Without the pictures, repeat the listing character for character.

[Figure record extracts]
━━━━
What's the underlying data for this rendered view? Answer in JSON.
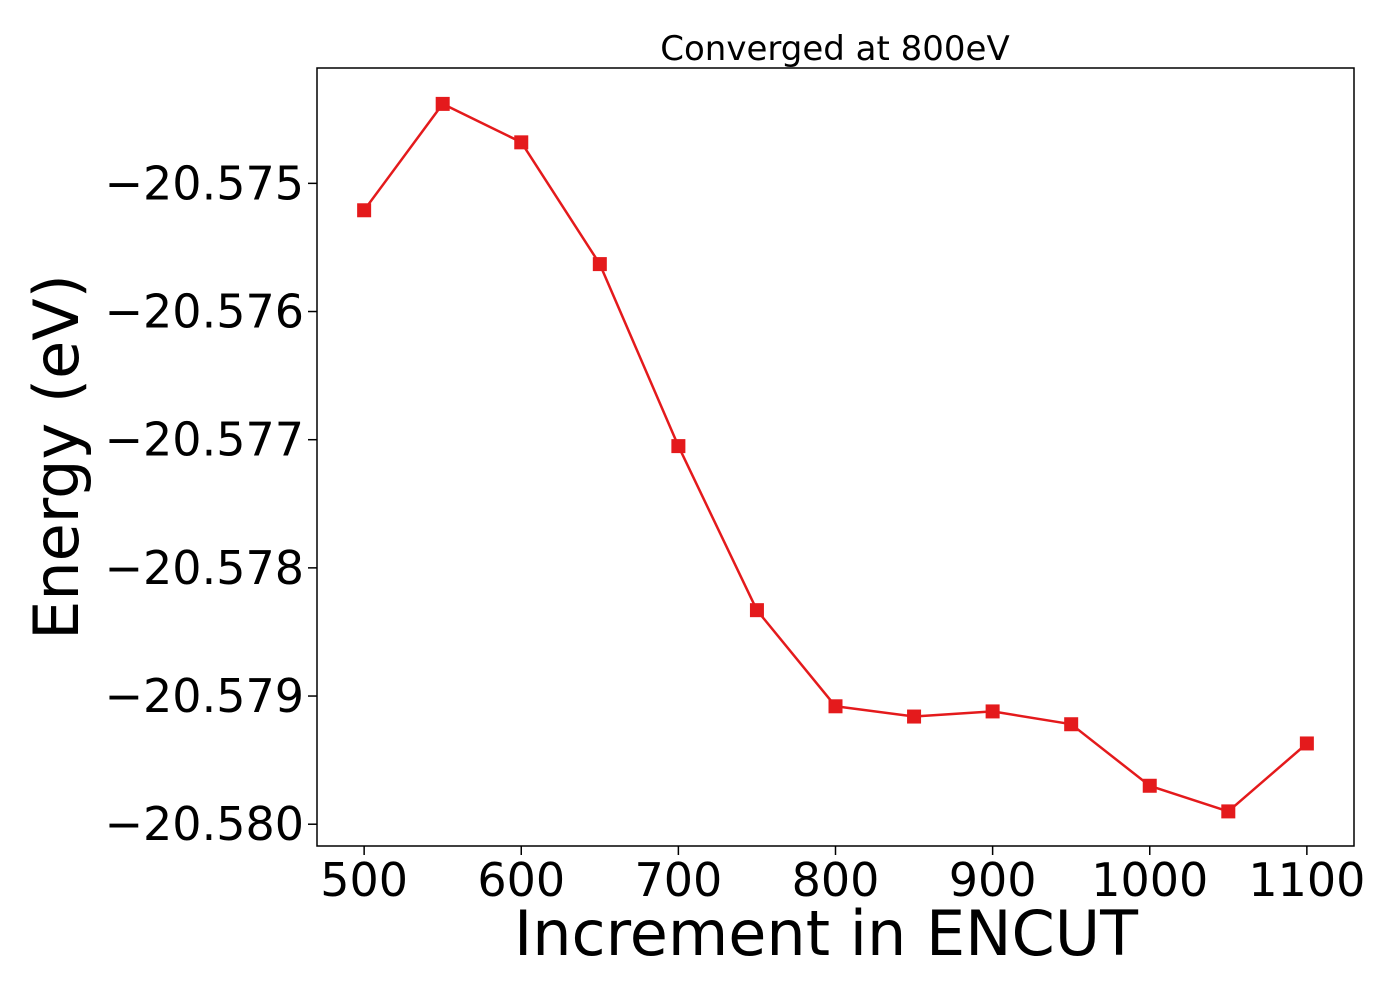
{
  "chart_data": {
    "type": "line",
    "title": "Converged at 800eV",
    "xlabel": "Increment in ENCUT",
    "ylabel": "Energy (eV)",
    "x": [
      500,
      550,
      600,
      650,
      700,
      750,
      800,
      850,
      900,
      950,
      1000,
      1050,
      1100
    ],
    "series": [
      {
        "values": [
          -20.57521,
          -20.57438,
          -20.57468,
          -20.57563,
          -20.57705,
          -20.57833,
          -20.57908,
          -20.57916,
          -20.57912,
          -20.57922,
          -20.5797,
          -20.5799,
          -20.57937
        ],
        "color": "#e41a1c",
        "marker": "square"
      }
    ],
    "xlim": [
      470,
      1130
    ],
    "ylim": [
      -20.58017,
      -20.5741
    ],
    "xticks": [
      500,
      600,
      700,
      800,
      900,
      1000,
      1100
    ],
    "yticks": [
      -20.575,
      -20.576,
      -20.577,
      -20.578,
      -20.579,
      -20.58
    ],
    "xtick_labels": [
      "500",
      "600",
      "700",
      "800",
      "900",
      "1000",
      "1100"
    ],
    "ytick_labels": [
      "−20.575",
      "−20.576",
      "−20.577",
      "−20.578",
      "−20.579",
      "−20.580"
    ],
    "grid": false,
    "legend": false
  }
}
━━━━
TASK RESPONSE:
What's the underlying data for this rendered view? Answer in JSON.
{
  "chart_data": {
    "type": "line",
    "title": "Converged at 800eV",
    "xlabel": "Increment in ENCUT",
    "ylabel": "Energy (eV)",
    "x": [
      500,
      550,
      600,
      650,
      700,
      750,
      800,
      850,
      900,
      950,
      1000,
      1050,
      1100
    ],
    "series": [
      {
        "values": [
          -20.57521,
          -20.57438,
          -20.57468,
          -20.57563,
          -20.57705,
          -20.57833,
          -20.57908,
          -20.57916,
          -20.57912,
          -20.57922,
          -20.5797,
          -20.5799,
          -20.57937
        ],
        "color": "#e41a1c",
        "marker": "square"
      }
    ],
    "xlim": [
      470,
      1130
    ],
    "ylim": [
      -20.58017,
      -20.5741
    ],
    "xticks": [
      500,
      600,
      700,
      800,
      900,
      1000,
      1100
    ],
    "yticks": [
      -20.575,
      -20.576,
      -20.577,
      -20.578,
      -20.579,
      -20.58
    ],
    "xtick_labels": [
      "500",
      "600",
      "700",
      "800",
      "900",
      "1000",
      "1100"
    ],
    "ytick_labels": [
      "−20.575",
      "−20.576",
      "−20.577",
      "−20.578",
      "−20.579",
      "−20.580"
    ],
    "grid": false,
    "legend": false
  }
}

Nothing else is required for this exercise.